* [WHAT YOU NEED TO DO]:
Provide an exact reproduction of every entry.

(Stored data)
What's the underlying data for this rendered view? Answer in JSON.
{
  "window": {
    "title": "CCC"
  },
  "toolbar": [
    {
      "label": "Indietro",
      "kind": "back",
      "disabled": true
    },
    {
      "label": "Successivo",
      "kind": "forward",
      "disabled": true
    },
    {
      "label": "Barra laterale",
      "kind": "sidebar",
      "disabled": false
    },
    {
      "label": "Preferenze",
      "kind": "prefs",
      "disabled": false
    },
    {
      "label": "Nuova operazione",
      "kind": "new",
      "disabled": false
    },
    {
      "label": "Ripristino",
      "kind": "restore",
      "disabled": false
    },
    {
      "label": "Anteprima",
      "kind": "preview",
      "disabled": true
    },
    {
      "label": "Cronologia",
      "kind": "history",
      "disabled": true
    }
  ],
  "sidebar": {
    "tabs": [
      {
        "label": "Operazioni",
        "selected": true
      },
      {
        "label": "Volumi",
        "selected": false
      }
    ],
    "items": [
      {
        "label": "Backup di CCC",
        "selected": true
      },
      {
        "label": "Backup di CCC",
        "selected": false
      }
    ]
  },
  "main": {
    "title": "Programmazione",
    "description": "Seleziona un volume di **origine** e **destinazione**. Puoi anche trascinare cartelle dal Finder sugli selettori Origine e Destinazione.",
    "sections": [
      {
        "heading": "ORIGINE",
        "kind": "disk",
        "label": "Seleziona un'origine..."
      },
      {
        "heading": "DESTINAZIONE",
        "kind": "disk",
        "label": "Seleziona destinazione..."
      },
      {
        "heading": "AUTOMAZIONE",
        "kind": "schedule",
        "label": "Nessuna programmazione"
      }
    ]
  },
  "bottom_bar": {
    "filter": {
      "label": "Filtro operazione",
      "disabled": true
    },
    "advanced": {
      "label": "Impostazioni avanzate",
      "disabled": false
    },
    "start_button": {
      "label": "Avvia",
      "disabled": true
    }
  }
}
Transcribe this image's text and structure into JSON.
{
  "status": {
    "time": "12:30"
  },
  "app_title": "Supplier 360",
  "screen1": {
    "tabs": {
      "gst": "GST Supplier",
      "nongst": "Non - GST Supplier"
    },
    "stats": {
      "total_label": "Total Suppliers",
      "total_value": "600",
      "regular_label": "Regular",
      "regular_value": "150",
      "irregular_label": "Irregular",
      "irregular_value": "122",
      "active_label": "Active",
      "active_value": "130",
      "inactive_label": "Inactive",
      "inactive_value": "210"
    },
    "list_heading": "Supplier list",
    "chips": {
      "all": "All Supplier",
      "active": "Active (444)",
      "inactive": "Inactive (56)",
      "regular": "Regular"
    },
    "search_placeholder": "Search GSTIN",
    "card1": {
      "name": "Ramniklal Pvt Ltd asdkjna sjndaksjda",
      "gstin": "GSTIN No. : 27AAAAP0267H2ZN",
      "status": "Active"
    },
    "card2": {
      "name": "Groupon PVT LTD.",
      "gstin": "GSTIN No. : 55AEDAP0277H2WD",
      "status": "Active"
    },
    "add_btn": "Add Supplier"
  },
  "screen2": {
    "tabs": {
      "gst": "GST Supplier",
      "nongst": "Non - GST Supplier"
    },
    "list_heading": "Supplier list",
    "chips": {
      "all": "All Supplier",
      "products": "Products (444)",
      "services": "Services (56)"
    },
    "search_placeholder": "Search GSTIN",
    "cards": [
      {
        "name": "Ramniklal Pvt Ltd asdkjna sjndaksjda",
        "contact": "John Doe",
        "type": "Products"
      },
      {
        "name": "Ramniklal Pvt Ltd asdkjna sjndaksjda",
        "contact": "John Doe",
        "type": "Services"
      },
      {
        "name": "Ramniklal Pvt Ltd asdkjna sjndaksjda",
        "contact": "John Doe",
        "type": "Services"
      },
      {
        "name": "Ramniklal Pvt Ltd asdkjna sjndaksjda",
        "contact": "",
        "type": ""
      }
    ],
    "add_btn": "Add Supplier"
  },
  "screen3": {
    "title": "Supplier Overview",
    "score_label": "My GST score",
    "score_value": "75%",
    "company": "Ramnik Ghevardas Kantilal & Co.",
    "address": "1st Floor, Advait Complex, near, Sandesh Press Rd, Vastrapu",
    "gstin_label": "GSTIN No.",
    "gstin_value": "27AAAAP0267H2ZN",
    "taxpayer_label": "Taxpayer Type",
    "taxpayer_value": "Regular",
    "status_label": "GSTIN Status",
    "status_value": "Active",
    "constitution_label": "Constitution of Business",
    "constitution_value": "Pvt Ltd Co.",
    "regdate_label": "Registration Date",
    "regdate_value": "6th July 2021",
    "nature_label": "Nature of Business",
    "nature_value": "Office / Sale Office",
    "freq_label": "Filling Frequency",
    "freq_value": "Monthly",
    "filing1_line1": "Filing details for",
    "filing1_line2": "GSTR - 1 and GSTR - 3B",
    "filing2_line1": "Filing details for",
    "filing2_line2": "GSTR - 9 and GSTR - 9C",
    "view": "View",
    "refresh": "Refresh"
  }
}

* [THE SOLUTION]:
What's the underlying data for this rendered view? Answer in JSON.
{
  "window": {
    "title": "CCC"
  },
  "toolbar": [
    {
      "label": "Indietro",
      "kind": "back",
      "disabled": true
    },
    {
      "label": "Successivo",
      "kind": "forward",
      "disabled": true
    },
    {
      "label": "Barra laterale",
      "kind": "sidebar",
      "disabled": false
    },
    {
      "label": "Preferenze",
      "kind": "prefs",
      "disabled": false
    },
    {
      "label": "Nuova operazione",
      "kind": "new",
      "disabled": false
    },
    {
      "label": "Ripristino",
      "kind": "restore",
      "disabled": false
    },
    {
      "label": "Anteprima",
      "kind": "preview",
      "disabled": true
    },
    {
      "label": "Cronologia",
      "kind": "history",
      "disabled": true
    }
  ],
  "sidebar": {
    "tabs": [
      {
        "label": "Operazioni",
        "selected": true
      },
      {
        "label": "Volumi",
        "selected": false
      }
    ],
    "items": [
      {
        "label": "Backup di CCC",
        "selected": true
      },
      {
        "label": "Backup di CCC",
        "selected": false
      }
    ]
  },
  "main": {
    "title": "Programmazione",
    "description": "Seleziona un volume di **origine** e **destinazione**. Puoi anche trascinare cartelle dal Finder sugli selettori Origine e Destinazione.",
    "sections": [
      {
        "heading": "ORIGINE",
        "kind": "disk",
        "label": "Seleziona un'origine..."
      },
      {
        "heading": "DESTINAZIONE",
        "kind": "disk",
        "label": "Seleziona destinazione..."
      },
      {
        "heading": "AUTOMAZIONE",
        "kind": "schedule",
        "label": "Nessuna programmazione"
      }
    ]
  },
  "bottom_bar": {
    "filter": {
      "label": "Filtro operazione",
      "disabled": true
    },
    "advanced": {
      "label": "Impostazioni avanzate",
      "disabled": false
    },
    "start_button": {
      "label": "Avvia",
      "disabled": true
    }
  }
}
Transcribe this image's text and structure into JSON.
{
  "status": {
    "time": "12:30"
  },
  "app_title": "Supplier 360",
  "screen1": {
    "tabs": {
      "gst": "GST Supplier",
      "nongst": "Non - GST Supplier"
    },
    "stats": {
      "total_label": "Total Suppliers",
      "total_value": "600",
      "regular_label": "Regular",
      "regular_value": "150",
      "irregular_label": "Irregular",
      "irregular_value": "122",
      "active_label": "Active",
      "active_value": "130",
      "inactive_label": "Inactive",
      "inactive_value": "210"
    },
    "list_heading": "Supplier list",
    "chips": {
      "all": "All Supplier",
      "active": "Active (444)",
      "inactive": "Inactive (56)",
      "regular": "Regular"
    },
    "search_placeholder": "Search GSTIN",
    "card1": {
      "name": "Ramniklal Pvt Ltd asdkjna sjndaksjda",
      "gstin": "GSTIN No. : 27AAAAP0267H2ZN",
      "status": "Active"
    },
    "card2": {
      "name": "Groupon PVT LTD.",
      "gstin": "GSTIN No. : 55AEDAP0277H2WD",
      "status": "Active"
    },
    "add_btn": "Add Supplier"
  },
  "screen2": {
    "tabs": {
      "gst": "GST Supplier",
      "nongst": "Non - GST Supplier"
    },
    "list_heading": "Supplier list",
    "chips": {
      "all": "All Supplier",
      "products": "Products (444)",
      "services": "Services (56)"
    },
    "search_placeholder": "Search GSTIN",
    "cards": [
      {
        "name": "Ramniklal Pvt Ltd asdkjna sjndaksjda",
        "contact": "John Doe",
        "type": "Products"
      },
      {
        "name": "Ramniklal Pvt Ltd asdkjna sjndaksjda",
        "contact": "John Doe",
        "type": "Services"
      },
      {
        "name": "Ramniklal Pvt Ltd asdkjna sjndaksjda",
        "contact": "John Doe",
        "type": "Services"
      },
      {
        "name": "Ramniklal Pvt Ltd asdkjna sjndaksjda",
        "contact": "",
        "type": ""
      }
    ],
    "add_btn": "Add Supplier"
  },
  "screen3": {
    "title": "Supplier Overview",
    "score_label": "My GST score",
    "score_value": "75%",
    "company": "Ramnik Ghevardas Kantilal & Co.",
    "address": "1st Floor, Advait Complex, near, Sandesh Press Rd, Vastrapu",
    "gstin_label": "GSTIN No.",
    "gstin_value": "27AAAAP0267H2ZN",
    "taxpayer_label": "Taxpayer Type",
    "taxpayer_value": "Regular",
    "status_label": "GSTIN Status",
    "status_value": "Active",
    "constitution_label": "Constitution of Business",
    "constitution_value": "Pvt Ltd Co.",
    "regdate_label": "Registration Date",
    "regdate_value": "6th July 2021",
    "nature_label": "Nature of Business",
    "nature_value": "Office / Sale Office",
    "freq_label": "Filling Frequency",
    "freq_value": "Monthly",
    "filing1_line1": "Filing details for",
    "filing1_line2": "GSTR - 1 and GSTR - 3B",
    "filing2_line1": "Filing details for",
    "filing2_line2": "GSTR - 9 and GSTR - 9C",
    "view": "View",
    "refresh": "Refresh"
  }
}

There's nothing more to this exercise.